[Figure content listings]
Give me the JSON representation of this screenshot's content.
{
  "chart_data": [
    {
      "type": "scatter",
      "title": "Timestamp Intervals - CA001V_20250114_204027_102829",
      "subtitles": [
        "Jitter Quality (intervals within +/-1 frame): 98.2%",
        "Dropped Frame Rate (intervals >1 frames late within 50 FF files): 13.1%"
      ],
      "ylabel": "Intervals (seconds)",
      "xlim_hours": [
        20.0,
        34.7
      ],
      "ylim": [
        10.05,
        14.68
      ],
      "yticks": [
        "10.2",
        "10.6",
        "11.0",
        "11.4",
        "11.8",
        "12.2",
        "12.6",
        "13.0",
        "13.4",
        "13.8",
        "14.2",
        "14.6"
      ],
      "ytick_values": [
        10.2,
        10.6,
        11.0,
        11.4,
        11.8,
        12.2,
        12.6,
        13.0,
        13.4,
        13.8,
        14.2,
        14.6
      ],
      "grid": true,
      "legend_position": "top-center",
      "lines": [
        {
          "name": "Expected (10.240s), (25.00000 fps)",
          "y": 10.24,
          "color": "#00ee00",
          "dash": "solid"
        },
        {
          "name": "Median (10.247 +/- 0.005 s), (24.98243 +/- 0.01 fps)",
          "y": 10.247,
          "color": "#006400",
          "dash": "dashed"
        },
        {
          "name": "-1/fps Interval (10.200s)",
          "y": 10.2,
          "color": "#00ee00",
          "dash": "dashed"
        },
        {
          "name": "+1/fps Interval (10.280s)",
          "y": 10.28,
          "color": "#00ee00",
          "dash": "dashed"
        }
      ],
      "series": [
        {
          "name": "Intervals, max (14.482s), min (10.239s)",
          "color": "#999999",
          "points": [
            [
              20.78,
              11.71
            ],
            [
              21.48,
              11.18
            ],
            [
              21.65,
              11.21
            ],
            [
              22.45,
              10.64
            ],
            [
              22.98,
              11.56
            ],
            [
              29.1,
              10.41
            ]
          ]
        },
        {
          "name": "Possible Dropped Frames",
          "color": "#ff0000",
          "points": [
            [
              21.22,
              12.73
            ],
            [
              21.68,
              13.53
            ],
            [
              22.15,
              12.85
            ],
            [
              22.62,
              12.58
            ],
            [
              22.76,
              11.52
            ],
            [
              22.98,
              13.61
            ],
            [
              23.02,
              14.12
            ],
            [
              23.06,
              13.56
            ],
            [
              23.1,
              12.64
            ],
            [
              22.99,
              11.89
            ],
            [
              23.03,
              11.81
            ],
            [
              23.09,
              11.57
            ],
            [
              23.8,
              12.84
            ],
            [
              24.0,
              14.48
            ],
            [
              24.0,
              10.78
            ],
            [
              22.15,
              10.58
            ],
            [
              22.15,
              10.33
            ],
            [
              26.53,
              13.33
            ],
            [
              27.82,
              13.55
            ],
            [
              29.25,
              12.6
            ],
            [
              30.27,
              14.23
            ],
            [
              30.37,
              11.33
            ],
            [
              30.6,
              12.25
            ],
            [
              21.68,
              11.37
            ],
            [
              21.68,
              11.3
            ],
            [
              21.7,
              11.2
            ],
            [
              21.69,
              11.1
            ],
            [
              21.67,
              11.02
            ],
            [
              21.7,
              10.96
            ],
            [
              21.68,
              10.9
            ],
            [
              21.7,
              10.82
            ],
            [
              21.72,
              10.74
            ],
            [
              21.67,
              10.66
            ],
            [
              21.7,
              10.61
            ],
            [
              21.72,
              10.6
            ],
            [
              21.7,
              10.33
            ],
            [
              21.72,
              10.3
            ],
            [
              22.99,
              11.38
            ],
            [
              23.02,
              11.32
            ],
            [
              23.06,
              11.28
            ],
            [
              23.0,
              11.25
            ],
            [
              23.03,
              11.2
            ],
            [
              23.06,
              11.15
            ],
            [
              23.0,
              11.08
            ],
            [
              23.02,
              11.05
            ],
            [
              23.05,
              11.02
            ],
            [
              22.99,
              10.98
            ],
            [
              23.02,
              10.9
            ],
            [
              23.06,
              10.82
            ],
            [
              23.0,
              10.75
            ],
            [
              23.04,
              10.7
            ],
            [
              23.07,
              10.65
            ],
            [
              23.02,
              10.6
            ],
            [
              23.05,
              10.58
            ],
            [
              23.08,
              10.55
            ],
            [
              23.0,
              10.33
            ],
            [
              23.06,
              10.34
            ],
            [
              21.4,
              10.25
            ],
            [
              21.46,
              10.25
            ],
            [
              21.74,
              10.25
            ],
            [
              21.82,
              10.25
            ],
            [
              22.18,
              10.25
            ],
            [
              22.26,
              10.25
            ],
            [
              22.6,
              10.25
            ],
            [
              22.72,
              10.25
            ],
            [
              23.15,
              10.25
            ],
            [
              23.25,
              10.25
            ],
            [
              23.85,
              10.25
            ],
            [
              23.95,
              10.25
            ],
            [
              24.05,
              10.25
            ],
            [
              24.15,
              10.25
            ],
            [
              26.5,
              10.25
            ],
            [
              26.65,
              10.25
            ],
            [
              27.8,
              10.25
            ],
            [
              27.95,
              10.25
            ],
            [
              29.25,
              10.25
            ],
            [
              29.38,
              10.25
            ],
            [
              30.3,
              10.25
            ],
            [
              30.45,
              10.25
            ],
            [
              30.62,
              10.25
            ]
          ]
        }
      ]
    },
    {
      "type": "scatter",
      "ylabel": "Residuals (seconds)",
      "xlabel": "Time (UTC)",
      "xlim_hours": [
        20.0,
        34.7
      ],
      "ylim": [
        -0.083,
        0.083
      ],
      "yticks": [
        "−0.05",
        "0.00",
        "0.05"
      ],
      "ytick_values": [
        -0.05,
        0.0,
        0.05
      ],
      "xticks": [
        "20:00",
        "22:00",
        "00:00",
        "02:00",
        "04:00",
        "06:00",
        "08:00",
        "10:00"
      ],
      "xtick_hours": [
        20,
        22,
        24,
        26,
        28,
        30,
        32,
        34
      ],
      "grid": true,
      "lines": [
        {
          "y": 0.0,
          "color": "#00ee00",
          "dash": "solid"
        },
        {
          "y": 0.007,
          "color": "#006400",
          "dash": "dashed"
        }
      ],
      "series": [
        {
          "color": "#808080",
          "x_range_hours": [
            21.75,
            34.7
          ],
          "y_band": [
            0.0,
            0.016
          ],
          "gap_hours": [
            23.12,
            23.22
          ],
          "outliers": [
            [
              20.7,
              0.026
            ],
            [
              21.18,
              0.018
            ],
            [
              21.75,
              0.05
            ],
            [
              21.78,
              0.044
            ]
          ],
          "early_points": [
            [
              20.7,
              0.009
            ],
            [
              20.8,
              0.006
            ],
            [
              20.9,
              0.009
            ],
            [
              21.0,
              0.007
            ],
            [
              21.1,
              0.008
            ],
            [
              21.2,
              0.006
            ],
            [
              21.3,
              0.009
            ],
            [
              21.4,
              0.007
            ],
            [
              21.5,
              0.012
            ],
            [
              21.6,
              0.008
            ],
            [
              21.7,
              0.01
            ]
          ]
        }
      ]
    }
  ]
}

Task details: Search the records for the word "Dropped", then list every line that has it.

Exercise result:
        "Dropped Frame Rate (intervals >1 frames late within 50 FF files): 13.1%"
          "name": "Possible Dropped Frames",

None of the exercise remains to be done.